[WRITTEN EXERCISE]
Please recast the data below as a Markdown table with the columns "Row" and "Line", one numbered row per line, skipping blank lines. Leave the pictures out.

[RECORDS]
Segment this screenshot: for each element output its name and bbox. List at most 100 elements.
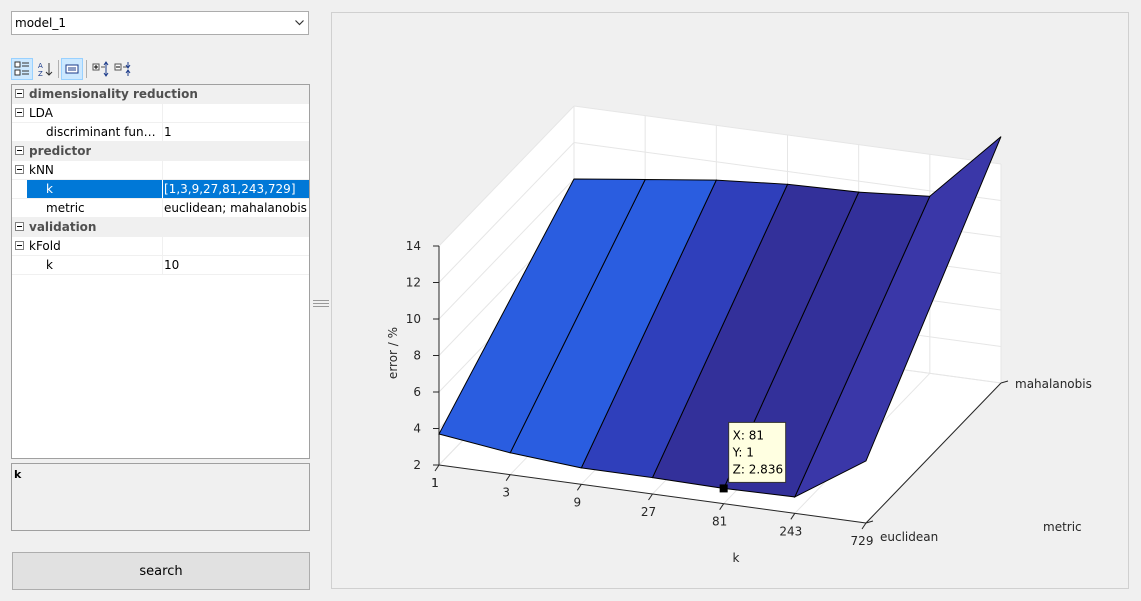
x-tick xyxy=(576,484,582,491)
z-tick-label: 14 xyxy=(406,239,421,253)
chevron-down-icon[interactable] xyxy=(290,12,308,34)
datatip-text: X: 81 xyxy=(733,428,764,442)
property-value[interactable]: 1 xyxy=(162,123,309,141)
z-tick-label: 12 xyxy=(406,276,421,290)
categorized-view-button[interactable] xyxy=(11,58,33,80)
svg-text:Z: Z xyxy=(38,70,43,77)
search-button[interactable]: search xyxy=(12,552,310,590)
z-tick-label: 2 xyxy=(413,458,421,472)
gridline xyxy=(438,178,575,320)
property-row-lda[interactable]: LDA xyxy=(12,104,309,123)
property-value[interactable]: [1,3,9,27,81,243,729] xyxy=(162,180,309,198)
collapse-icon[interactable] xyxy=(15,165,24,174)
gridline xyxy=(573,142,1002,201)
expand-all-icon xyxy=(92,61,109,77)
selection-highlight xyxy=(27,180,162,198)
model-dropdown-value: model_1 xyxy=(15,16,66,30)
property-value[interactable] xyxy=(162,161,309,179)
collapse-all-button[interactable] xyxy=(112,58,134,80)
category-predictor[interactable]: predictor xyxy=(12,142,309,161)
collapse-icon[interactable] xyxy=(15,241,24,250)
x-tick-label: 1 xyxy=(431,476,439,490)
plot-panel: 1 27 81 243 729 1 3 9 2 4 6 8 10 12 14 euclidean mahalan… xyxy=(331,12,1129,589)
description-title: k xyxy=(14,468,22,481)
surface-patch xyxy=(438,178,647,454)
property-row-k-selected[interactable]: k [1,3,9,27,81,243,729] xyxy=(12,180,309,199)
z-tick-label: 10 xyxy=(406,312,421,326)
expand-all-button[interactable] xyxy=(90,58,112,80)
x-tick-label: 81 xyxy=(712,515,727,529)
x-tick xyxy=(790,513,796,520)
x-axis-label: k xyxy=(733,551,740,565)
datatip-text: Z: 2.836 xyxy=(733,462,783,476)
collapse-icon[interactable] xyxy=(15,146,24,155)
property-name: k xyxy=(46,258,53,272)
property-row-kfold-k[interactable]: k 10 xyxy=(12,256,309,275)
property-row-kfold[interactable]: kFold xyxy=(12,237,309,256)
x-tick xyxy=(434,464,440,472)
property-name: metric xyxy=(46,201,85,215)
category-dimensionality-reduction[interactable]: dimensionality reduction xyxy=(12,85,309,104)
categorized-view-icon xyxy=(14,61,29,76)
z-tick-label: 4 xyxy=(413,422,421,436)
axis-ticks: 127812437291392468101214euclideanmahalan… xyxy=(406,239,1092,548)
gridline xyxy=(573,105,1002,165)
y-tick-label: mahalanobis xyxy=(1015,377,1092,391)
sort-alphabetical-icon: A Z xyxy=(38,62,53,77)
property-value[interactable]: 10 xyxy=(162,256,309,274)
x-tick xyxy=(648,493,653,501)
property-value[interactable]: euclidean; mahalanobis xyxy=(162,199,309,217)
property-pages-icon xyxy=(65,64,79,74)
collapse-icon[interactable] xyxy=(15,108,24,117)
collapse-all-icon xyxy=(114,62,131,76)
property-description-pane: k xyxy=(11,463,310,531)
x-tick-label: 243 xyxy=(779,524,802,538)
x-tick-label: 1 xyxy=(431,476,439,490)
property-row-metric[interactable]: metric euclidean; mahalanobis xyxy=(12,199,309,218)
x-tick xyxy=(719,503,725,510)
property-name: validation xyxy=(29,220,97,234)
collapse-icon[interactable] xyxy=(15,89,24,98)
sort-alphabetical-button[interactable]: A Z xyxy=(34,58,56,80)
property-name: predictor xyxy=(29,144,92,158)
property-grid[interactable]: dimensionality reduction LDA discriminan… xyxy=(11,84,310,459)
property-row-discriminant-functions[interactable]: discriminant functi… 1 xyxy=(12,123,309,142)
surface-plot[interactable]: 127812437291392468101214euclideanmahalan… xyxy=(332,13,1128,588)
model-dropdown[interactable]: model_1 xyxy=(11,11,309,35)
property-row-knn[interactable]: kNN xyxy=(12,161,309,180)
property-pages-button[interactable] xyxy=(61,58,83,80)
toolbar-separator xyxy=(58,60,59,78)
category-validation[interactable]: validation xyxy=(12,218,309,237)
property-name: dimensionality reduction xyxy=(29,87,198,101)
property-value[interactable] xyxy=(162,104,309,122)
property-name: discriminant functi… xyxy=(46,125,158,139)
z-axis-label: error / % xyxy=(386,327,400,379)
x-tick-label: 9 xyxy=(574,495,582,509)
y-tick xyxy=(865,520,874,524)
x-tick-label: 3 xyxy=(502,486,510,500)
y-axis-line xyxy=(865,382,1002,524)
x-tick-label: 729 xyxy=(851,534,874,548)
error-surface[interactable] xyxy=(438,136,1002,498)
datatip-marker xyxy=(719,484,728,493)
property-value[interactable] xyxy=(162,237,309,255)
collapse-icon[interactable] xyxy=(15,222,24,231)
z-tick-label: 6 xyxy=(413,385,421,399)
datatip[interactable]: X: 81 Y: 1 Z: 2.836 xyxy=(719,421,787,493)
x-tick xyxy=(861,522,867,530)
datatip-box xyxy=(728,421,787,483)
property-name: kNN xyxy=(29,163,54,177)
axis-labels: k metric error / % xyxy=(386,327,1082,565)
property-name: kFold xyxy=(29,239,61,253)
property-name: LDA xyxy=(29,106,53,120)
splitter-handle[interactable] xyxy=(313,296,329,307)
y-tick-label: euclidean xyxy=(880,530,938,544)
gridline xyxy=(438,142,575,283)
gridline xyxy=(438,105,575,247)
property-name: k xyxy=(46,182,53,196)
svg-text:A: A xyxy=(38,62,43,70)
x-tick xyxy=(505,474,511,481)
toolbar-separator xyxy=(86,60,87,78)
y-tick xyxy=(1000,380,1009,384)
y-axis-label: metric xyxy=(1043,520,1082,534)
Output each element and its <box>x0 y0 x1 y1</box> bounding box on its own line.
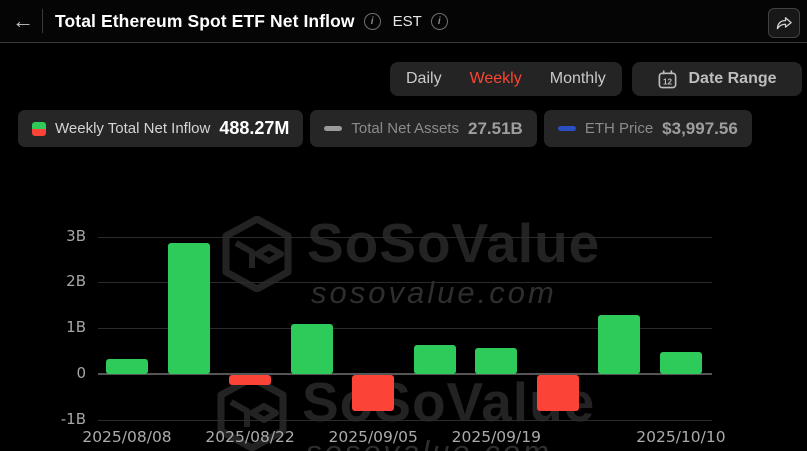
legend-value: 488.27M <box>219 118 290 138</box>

[THE RESPONSE]
| Row | Line |
|---|---|
| 1 | Segment this screenshot: for each element output its name and bbox. List at most 100 elements. |
| 2 | x-tick xyxy=(576,484,582,491) |
| 3 | z-tick-label: 14 xyxy=(406,239,421,253) |
| 4 | chevron-down-icon[interactable] xyxy=(290,12,308,34) |
| 5 | datatip-text: X: 81 xyxy=(733,428,764,442) |
| 6 | property-value[interactable]: 1 xyxy=(162,123,309,141) |
| 7 | z-tick-label: 12 xyxy=(406,276,421,290) |
| 8 | categorized-view-button[interactable] xyxy=(11,58,33,80) |
| 9 | svg-text:Z: Z xyxy=(38,70,43,77) |
| 10 | search-button[interactable]: search xyxy=(12,552,310,590) |
| 11 | z-tick-label: 2 xyxy=(413,458,421,472) |
| 12 | gridline xyxy=(438,178,575,320) |
| 13 | property-row-lda[interactable]: LDA xyxy=(12,104,309,123) |
| 14 | property-value[interactable]: [1,3,9,27,81,243,729] xyxy=(162,180,309,198) |
| 15 | collapse-icon[interactable] xyxy=(15,165,24,174) |
| 16 | gridline xyxy=(573,142,1002,201) |
| 17 | expand-all-icon xyxy=(92,61,109,77) |
| 18 | selection-highlight xyxy=(27,180,162,198) |
| 19 | model-dropdown-value: model_1 xyxy=(15,16,66,30) |
| 20 | property-value[interactable] xyxy=(162,161,309,179) |
| 21 | collapse-all-button[interactable] xyxy=(112,58,134,80) |
| 22 | category-predictor[interactable]: predictor xyxy=(12,142,309,161) |
| 23 | collapse-icon[interactable] xyxy=(15,241,24,250) |
| 24 | x-tick-label: 1 xyxy=(431,476,439,490) |
| 25 | plot-panel: 1 27 81 243 729 1 3 9 2 4 6 8 10 12 14 euclidean mahalan… xyxy=(331,12,1129,589) |
| 26 | description-title: k xyxy=(14,468,22,481) |
| 27 | surface-patch xyxy=(438,178,647,454) |
| 28 | property-row-k-selected[interactable]: k [1,3,9,27,81,243,729] xyxy=(12,180,309,199) |
| 29 | z-tick-label: 10 xyxy=(406,312,421,326) |
| 30 | expand-all-button[interactable] xyxy=(90,58,112,80) |
| 31 | x-tick-label: 81 xyxy=(712,515,727,529) |
| 32 | x-tick xyxy=(790,513,796,520) |
| 33 | x-axis-label: k xyxy=(733,551,740,565) |
| 34 | datatip-text: Z: 2.836 xyxy=(733,462,783,476) |
| 35 | collapse-icon[interactable] xyxy=(15,146,24,155) |
| 36 | property-name: k xyxy=(46,258,53,272) |
| 37 | property-row-kfold-k[interactable]: k 10 xyxy=(12,256,309,275) |
| 38 | property-row-kfold[interactable]: kFold xyxy=(12,237,309,256) |
| 39 | x-tick xyxy=(434,464,440,472) |
| 40 | property-name: metric xyxy=(46,201,85,215) |
| 41 | category-dimensionality-reduction[interactable]: dimensionality reduction xyxy=(12,85,309,104) |
| 42 | categorized-view-icon xyxy=(14,61,29,76) |
| 43 | z-tick-label: 4 xyxy=(413,422,421,436) |
| 44 | axis-ticks: 127812437291392468101214euclideanmahalan… xyxy=(406,239,1092,548) |
| 45 | gridline xyxy=(573,105,1002,165) |
| 46 | y-tick-label: mahalanobis xyxy=(1015,377,1092,391) |
| 47 | sort-alphabetical-icon: A Z xyxy=(38,62,53,77) |
| 48 | property-value[interactable]: 10 xyxy=(162,256,309,274) |
| 49 | x-tick xyxy=(648,493,653,501) |
| 50 | property-value[interactable]: euclidean; mahalanobis xyxy=(162,199,309,217) |
| 51 | property-pages-icon xyxy=(65,64,79,74) |
| 52 | collapse-icon[interactable] xyxy=(15,108,24,117) |
| 53 | collapse-all-icon xyxy=(114,62,131,76) |
| 54 | property-description-pane: k xyxy=(11,463,310,531) |
| 55 | x-tick-label: 243 xyxy=(779,524,802,538) |
| 56 | x-tick-label: 1 xyxy=(431,476,439,490) |
| 57 | property-row-metric[interactable]: metric euclidean; mahalanobis xyxy=(12,199,309,218) |
| 58 | x-tick xyxy=(719,503,725,510) |
| 59 | property-name: validation xyxy=(29,220,97,234) |
| 60 | collapse-icon[interactable] xyxy=(15,89,24,98) |
| 61 | sort-alphabetical-button[interactable]: A Z xyxy=(34,58,56,80) |
| 62 | property-name: predictor xyxy=(29,144,92,158) |
| 63 | property-grid[interactable]: dimensionality reduction LDA discriminan… xyxy=(11,84,310,459) |
| 64 | property-row-discriminant-functions[interactable]: discriminant functi… 1 xyxy=(12,123,309,142) |
| 65 | surface-plot[interactable]: 127812437291392468101214euclideanmahalan… xyxy=(332,13,1128,588) |
| 66 | model-dropdown[interactable]: model_1 xyxy=(11,11,309,35) |
| 67 | property-row-knn[interactable]: kNN xyxy=(12,161,309,180) |
| 68 | property-pages-button[interactable] xyxy=(61,58,83,80) |
| 69 | toolbar-separator xyxy=(58,60,59,78) |
| 70 | category-validation[interactable]: validation xyxy=(12,218,309,237) |
| 71 | property-name: dimensionality reduction xyxy=(29,87,198,101) |
| 72 | property-value[interactable] xyxy=(162,104,309,122) |
| 73 | property-name: discriminant functi… xyxy=(46,125,158,139) |
| 74 | z-axis-label: error / % xyxy=(386,327,400,379) |
| 75 | x-tick-label: 9 xyxy=(574,495,582,509) |
| 76 | y-tick xyxy=(865,520,874,524) |
| 77 | x-tick-label: 3 xyxy=(502,486,510,500) |
| 78 | y-axis-line xyxy=(865,382,1002,524) |
| 79 | x-tick-label: 729 xyxy=(851,534,874,548) |
| 80 | error-surface[interactable] xyxy=(438,136,1002,498) |
| 81 | datatip-marker xyxy=(719,484,728,493) |
| 82 | property-value[interactable] xyxy=(162,237,309,255) |
| 83 | collapse-icon[interactable] xyxy=(15,222,24,231) |
| 84 | z-tick-label: 6 xyxy=(413,385,421,399) |
| 85 | datatip[interactable]: X: 81 Y: 1 Z: 2.836 xyxy=(719,421,787,493) |
| 86 | x-tick xyxy=(861,522,867,530) |
| 87 | datatip-box xyxy=(728,421,787,483) |
| 88 | property-name: kNN xyxy=(29,163,54,177) |
| 89 | axis-labels: k metric error / % xyxy=(386,327,1082,565) |
| 90 | property-name: kFold xyxy=(29,239,61,253) |
| 91 | property-name: LDA xyxy=(29,106,53,120) |
| 92 | splitter-handle[interactable] xyxy=(313,296,329,307) |
| 93 | y-tick-label: euclidean xyxy=(880,530,938,544) |
| 94 | gridline xyxy=(438,142,575,283) |
| 95 | gridline xyxy=(438,105,575,247) |
| 96 | property-name: k xyxy=(46,182,53,196) |
| 97 | svg-text:A: A xyxy=(38,62,43,70) |
| 98 | x-tick xyxy=(505,474,511,481) |
| 99 | toolbar-separator xyxy=(86,60,87,78) |
| 100 | y-tick xyxy=(1000,380,1009,384) |
| 101 | y-axis-label: metric xyxy=(1043,520,1082,534) |
| 102 | Output each element and its <box>x0 y0 x1 y1</box> bounding box on its own line. |
| 103 | legend-value: 488.27M <box>219 118 290 138</box> |